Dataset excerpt
·····

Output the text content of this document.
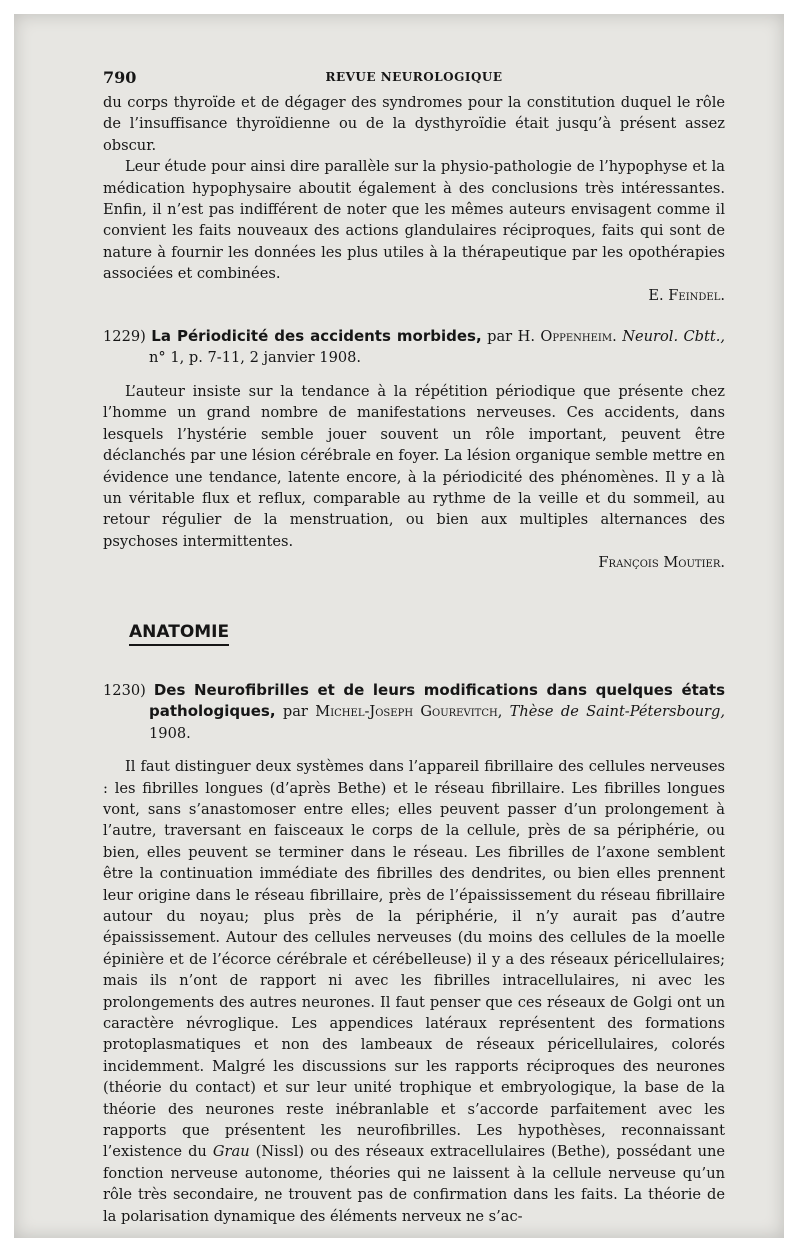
790	REVUE NEUROLOGIQUE

du corps thyroïde et de dégager des syndromes pour la constitution duquel le rôle de l’insuffisance thyroïdienne ou de la dysthyroïdie était jusqu’à présent assez obscur.

Leur étude pour ainsi dire parallèle sur la physio-pathologie de l’hypophyse et la médication hypophysaire aboutit également à des conclusions très intéressantes. Enfin, il n’est pas indifférent de noter que les mêmes auteurs envisagent comme il convient les faits nouveaux des actions glandulaires réciproques, faits qui sont de nature à fournir les données les plus utiles à la thérapeutique par les opothérapies associées et combinées.

E. Feindel.

1229) La Périodicité des accidents morbides, par H. Oppenheim. Neurol. Cbtt., n° 1, p. 7-11, 2 janvier 1908.

L’auteur insiste sur la tendance à la répétition périodique que présente chez l’homme un grand nombre de manifestations nerveuses. Ces accidents, dans lesquels l’hystérie semble jouer souvent un rôle important, peuvent être déclanchés par une lésion cérébrale en foyer. La lésion organique semble mettre en évidence une tendance, latente encore, à la périodicité des phénomènes. Il y a là un véritable flux et reflux, comparable au rythme de la veille et du sommeil, au retour régulier de la menstruation, ou bien aux multiples alternances des psychoses intermittentes.

François Moutier.

ANATOMIE

1230) Des Neurofibrilles et de leurs modifications dans quelques états pathologiques, par Michel-Joseph Gourevitch, Thèse de Saint-Pétersbourg, 1908.

Il faut distinguer deux systèmes dans l’appareil fibrillaire des cellules nerveuses : les fibrilles longues (d’après Bethe) et le réseau fibrillaire. Les fibrilles longues vont, sans s’anastomoser entre elles; elles peuvent passer d’un prolongement à l’autre, traversant en faisceaux le corps de la cellule, près de sa périphérie, ou bien, elles peuvent se terminer dans le réseau. Les fibrilles de l’axone semblent être la continuation immédiate des fibrilles des dendrites, ou bien elles prennent leur origine dans le réseau fibrillaire, près de l’épaississement du réseau fibrillaire autour du noyau; plus près de la périphérie, il n’y aurait pas d’autre épaississement. Autour des cellules nerveuses (du moins des cellules de la moelle épinière et de l’écorce cérébrale et cérébelleuse) il y a des réseaux péricellulaires; mais ils n’ont de rapport ni avec les fibrilles intracellulaires, ni avec les prolongements des autres neurones. Il faut penser que ces réseaux de Golgi ont un caractère névroglique. Les appendices latéraux représentent des formations protoplasmatiques et non des lambeaux de réseaux péricellulaires, colorés incidemment. Malgré les discussions sur les rapports réciproques des neurones (théorie du contact) et sur leur unité trophique et embryologique, la base de la théorie des neurones reste inébranlable et s’accorde parfaitement avec les rapports que présentent les neurofibrilles. Les hypothèses, reconnaissant l’existence du Grau (Nissl) ou des réseaux extracellulaires (Bethe), possédant une fonction nerveuse autonome, théories qui ne laissent à la cellule nerveuse qu’un rôle très secondaire, ne trouvent pas de confirmation dans les faits. La théorie de la polarisation dynamique des éléments nerveux ne s’ac-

·····

* _Exercise_
Copy the listing in full and without alteration, omitting every picture.

* _Result below_
Output the text content of this document.
790	REVUE NEUROLOGIQUE

du corps thyroïde et de dégager des syndromes pour la constitution duquel le rôle de l’insuffisance thyroïdienne ou de la dysthyroïdie était jusqu’à présent assez obscur.

Leur étude pour ainsi dire parallèle sur la physio-pathologie de l’hypophyse et la médication hypophysaire aboutit également à des conclusions très intéressantes. Enfin, il n’est pas indifférent de noter que les mêmes auteurs envisagent comme il convient les faits nouveaux des actions glandulaires réciproques, faits qui sont de nature à fournir les données les plus utiles à la thérapeutique par les opothérapies associées et combinées.

E. Feindel.

1229) La Périodicité des accidents morbides, par H. Oppenheim. Neurol. Cbtt., n° 1, p. 7-11, 2 janvier 1908.

L’auteur insiste sur la tendance à la répétition périodique que présente chez l’homme un grand nombre de manifestations nerveuses. Ces accidents, dans lesquels l’hystérie semble jouer souvent un rôle important, peuvent être déclanchés par une lésion cérébrale en foyer. La lésion organique semble mettre en évidence une tendance, latente encore, à la périodicité des phénomènes. Il y a là un véritable flux et reflux, comparable au rythme de la veille et du sommeil, au retour régulier de la menstruation, ou bien aux multiples alternances des psychoses intermittentes.

François Moutier.

ANATOMIE

1230) Des Neurofibrilles et de leurs modifications dans quelques états pathologiques, par Michel-Joseph Gourevitch, Thèse de Saint-Pétersbourg, 1908.

Il faut distinguer deux systèmes dans l’appareil fibrillaire des cellules nerveuses : les fibrilles longues (d’après Bethe) et le réseau fibrillaire. Les fibrilles longues vont, sans s’anastomoser entre elles; elles peuvent passer d’un prolongement à l’autre, traversant en faisceaux le corps de la cellule, près de sa périphérie, ou bien, elles peuvent se terminer dans le réseau. Les fibrilles de l’axone semblent être la continuation immédiate des fibrilles des dendrites, ou bien elles prennent leur origine dans le réseau fibrillaire, près de l’épaississement du réseau fibrillaire autour du noyau; plus près de la périphérie, il n’y aurait pas d’autre épaississement. Autour des cellules nerveuses (du moins des cellules de la moelle épinière et de l’écorce cérébrale et cérébelleuse) il y a des réseaux péricellulaires; mais ils n’ont de rapport ni avec les fibrilles intracellulaires, ni avec les prolongements des autres neurones. Il faut penser que ces réseaux de Golgi ont un caractère névroglique. Les appendices latéraux représentent des formations protoplasmatiques et non des lambeaux de réseaux péricellulaires, colorés incidemment. Malgré les discussions sur les rapports réciproques des neurones (théorie du contact) et sur leur unité trophique et embryologique, la base de la théorie des neurones reste inébranlable et s’accorde parfaitement avec les rapports que présentent les neurofibrilles. Les hypothèses, reconnaissant l’existence du Grau (Nissl) ou des réseaux extracellulaires (Bethe), possédant une fonction nerveuse autonome, théories qui ne laissent à la cellule nerveuse qu’un rôle très secondaire, ne trouvent pas de confirmation dans les faits. La théorie de la polarisation dynamique des éléments nerveux ne s’ac-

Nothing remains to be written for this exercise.